### Source material ###

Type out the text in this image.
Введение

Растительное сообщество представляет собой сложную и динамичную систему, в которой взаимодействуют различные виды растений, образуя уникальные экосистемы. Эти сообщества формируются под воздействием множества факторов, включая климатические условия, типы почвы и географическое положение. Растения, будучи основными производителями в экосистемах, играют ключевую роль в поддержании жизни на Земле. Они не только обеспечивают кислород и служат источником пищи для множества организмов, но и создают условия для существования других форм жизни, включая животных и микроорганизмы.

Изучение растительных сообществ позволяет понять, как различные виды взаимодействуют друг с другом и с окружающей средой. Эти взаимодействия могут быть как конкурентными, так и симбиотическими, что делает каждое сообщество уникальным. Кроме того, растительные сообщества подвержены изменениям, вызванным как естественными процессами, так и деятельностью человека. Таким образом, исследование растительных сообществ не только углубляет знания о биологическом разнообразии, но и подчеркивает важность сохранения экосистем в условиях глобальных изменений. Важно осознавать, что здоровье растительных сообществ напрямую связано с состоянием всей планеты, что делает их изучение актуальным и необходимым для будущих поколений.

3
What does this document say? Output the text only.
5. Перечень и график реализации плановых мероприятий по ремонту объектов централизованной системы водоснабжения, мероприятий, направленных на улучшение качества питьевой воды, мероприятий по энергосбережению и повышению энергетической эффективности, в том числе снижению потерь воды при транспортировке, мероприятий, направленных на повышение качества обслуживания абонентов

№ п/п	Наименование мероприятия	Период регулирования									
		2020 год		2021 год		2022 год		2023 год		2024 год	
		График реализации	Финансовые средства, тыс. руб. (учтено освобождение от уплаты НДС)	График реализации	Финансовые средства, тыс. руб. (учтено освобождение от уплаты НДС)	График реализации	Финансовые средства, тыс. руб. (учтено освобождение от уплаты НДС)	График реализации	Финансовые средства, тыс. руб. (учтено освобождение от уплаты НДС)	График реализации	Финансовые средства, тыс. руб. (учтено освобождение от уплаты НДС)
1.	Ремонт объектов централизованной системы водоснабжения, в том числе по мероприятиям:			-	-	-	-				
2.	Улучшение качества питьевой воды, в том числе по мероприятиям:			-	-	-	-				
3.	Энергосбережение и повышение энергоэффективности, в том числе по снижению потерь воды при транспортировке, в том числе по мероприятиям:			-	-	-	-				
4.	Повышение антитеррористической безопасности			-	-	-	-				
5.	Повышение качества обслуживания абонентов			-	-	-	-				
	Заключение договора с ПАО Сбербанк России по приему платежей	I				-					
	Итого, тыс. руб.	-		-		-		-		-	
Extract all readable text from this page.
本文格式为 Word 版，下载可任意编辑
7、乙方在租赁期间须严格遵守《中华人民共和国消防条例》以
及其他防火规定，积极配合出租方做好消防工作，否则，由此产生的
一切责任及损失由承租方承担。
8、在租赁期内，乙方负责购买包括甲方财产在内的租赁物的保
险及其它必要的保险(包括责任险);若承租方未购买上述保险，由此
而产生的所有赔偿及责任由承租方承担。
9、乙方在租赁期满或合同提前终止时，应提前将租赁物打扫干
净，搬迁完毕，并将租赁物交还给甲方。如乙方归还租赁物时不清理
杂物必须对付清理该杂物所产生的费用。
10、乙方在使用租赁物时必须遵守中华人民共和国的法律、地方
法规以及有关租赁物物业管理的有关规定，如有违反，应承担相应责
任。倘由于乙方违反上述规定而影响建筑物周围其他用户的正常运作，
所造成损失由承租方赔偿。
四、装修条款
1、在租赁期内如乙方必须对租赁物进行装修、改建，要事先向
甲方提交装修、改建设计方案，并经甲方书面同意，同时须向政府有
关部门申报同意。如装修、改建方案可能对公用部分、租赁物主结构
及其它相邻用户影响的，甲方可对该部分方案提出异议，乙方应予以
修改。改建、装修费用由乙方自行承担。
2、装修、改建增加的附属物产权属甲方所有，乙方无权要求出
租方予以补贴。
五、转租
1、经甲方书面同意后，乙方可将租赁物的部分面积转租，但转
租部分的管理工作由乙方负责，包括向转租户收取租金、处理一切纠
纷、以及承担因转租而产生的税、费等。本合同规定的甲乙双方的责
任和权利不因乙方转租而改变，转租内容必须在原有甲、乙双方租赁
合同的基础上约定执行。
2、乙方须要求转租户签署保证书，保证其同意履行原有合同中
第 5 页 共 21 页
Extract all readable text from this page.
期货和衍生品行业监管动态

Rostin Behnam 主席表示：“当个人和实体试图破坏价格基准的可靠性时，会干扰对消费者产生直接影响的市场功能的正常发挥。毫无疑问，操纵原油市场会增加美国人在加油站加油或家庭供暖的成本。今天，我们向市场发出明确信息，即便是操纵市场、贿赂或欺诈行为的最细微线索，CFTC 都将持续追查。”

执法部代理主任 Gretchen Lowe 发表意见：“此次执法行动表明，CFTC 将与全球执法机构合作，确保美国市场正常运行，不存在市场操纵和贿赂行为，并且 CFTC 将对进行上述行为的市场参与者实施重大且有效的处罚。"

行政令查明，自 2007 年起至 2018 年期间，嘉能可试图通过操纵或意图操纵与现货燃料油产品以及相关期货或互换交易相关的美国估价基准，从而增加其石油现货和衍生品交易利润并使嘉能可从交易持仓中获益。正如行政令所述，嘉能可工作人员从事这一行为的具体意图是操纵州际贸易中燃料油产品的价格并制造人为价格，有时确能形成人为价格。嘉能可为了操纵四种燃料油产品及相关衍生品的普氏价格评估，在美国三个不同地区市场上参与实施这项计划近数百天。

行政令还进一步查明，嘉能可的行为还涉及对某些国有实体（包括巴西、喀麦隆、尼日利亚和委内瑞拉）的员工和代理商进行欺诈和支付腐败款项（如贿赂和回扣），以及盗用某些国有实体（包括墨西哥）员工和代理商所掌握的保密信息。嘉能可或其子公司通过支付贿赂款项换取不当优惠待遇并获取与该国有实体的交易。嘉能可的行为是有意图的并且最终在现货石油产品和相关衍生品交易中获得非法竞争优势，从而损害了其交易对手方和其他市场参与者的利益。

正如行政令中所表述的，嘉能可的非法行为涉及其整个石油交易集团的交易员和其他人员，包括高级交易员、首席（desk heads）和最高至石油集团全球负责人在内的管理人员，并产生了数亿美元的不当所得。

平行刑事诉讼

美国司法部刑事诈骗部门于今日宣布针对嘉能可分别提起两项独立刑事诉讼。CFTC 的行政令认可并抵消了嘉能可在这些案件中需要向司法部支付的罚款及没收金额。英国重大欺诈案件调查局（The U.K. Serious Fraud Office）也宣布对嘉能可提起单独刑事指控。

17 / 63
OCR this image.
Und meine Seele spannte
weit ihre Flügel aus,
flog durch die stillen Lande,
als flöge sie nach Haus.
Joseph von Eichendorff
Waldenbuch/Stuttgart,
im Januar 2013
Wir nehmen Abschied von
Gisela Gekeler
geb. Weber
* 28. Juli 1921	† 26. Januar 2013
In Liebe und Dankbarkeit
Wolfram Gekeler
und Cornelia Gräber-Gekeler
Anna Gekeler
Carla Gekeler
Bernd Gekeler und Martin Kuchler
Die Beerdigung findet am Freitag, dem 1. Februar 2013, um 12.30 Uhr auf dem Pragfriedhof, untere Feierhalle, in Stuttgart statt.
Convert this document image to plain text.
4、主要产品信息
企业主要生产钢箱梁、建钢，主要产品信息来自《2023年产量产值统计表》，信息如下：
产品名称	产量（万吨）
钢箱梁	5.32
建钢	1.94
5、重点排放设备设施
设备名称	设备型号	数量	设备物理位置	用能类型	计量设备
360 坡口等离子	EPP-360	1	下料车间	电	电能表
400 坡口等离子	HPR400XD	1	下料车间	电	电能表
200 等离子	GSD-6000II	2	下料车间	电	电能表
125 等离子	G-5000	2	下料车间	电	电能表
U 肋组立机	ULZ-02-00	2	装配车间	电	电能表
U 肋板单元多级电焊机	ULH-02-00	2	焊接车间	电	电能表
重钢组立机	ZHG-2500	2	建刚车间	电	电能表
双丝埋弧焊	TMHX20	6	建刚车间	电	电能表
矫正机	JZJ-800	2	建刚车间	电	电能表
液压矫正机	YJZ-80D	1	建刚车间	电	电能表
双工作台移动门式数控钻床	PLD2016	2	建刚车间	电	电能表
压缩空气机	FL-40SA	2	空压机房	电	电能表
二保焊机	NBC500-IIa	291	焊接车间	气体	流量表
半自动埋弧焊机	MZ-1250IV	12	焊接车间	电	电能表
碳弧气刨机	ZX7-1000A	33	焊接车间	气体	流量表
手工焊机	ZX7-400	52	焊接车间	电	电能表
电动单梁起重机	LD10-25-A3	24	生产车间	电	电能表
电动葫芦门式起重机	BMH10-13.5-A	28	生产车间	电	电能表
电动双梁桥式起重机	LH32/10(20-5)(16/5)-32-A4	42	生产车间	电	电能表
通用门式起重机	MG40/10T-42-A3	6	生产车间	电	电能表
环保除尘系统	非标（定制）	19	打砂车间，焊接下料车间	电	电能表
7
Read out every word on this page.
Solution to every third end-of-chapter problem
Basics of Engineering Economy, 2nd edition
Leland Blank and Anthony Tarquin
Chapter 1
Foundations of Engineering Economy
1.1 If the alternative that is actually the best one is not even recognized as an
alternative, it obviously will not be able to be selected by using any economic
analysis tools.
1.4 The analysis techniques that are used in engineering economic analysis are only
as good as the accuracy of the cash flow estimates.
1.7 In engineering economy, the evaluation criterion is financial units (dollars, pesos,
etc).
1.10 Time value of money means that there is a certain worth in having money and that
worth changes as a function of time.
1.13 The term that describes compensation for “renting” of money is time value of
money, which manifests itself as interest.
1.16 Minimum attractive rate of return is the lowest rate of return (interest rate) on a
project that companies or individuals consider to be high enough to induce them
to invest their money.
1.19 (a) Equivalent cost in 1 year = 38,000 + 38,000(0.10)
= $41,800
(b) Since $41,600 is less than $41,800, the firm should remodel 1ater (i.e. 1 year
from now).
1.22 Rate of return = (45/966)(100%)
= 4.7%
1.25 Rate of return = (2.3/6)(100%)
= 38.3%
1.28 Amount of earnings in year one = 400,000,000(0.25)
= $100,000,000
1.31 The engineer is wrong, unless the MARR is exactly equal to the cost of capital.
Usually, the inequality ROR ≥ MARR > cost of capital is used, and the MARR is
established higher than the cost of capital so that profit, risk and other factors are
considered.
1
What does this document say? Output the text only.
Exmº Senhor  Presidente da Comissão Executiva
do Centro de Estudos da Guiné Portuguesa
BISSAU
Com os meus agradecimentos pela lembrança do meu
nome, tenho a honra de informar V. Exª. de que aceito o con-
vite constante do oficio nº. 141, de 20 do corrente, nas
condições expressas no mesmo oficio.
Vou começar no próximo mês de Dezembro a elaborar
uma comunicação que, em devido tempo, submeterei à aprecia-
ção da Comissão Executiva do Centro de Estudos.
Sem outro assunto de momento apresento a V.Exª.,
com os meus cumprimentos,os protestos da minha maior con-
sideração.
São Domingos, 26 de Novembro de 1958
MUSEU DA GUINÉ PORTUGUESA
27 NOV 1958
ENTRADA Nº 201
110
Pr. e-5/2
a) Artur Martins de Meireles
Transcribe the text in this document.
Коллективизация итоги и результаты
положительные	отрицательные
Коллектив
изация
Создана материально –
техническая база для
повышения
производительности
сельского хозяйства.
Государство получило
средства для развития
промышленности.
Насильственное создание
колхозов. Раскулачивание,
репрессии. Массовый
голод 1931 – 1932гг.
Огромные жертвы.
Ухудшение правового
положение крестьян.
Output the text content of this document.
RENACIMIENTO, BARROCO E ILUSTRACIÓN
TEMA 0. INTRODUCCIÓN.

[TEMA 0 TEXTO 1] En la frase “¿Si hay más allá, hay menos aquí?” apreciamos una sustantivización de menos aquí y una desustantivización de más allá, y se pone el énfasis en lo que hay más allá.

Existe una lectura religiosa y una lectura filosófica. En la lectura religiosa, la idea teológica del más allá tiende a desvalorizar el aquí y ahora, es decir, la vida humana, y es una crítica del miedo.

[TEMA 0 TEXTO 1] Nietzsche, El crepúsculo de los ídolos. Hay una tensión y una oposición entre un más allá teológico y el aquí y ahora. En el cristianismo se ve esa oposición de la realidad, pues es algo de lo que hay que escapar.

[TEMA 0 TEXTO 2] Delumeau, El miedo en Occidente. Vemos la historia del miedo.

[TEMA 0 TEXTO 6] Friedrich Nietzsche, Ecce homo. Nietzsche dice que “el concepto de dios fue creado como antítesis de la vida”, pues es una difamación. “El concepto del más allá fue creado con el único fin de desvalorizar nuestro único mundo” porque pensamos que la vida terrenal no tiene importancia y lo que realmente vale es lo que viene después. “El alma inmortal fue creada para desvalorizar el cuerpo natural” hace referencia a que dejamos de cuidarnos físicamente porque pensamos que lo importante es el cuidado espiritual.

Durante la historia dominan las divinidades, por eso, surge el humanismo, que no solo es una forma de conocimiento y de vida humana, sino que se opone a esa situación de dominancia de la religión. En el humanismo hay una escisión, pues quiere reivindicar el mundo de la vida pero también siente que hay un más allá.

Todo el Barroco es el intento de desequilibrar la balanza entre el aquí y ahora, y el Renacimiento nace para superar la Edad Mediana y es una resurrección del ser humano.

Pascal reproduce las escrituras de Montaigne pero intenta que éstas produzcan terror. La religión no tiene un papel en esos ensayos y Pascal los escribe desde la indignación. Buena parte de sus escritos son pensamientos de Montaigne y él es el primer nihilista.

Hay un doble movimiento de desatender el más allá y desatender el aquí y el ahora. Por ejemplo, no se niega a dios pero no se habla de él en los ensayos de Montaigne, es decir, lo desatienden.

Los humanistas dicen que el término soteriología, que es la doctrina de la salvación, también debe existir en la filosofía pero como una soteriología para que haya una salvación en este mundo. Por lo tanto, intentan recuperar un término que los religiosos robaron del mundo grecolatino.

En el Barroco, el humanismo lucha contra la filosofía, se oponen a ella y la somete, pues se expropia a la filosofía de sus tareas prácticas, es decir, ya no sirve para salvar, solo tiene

###

▶ **What the exercise asks**
Count the lines above in which the word "para" appears, then state only that count.

▶ **Finished answer**
4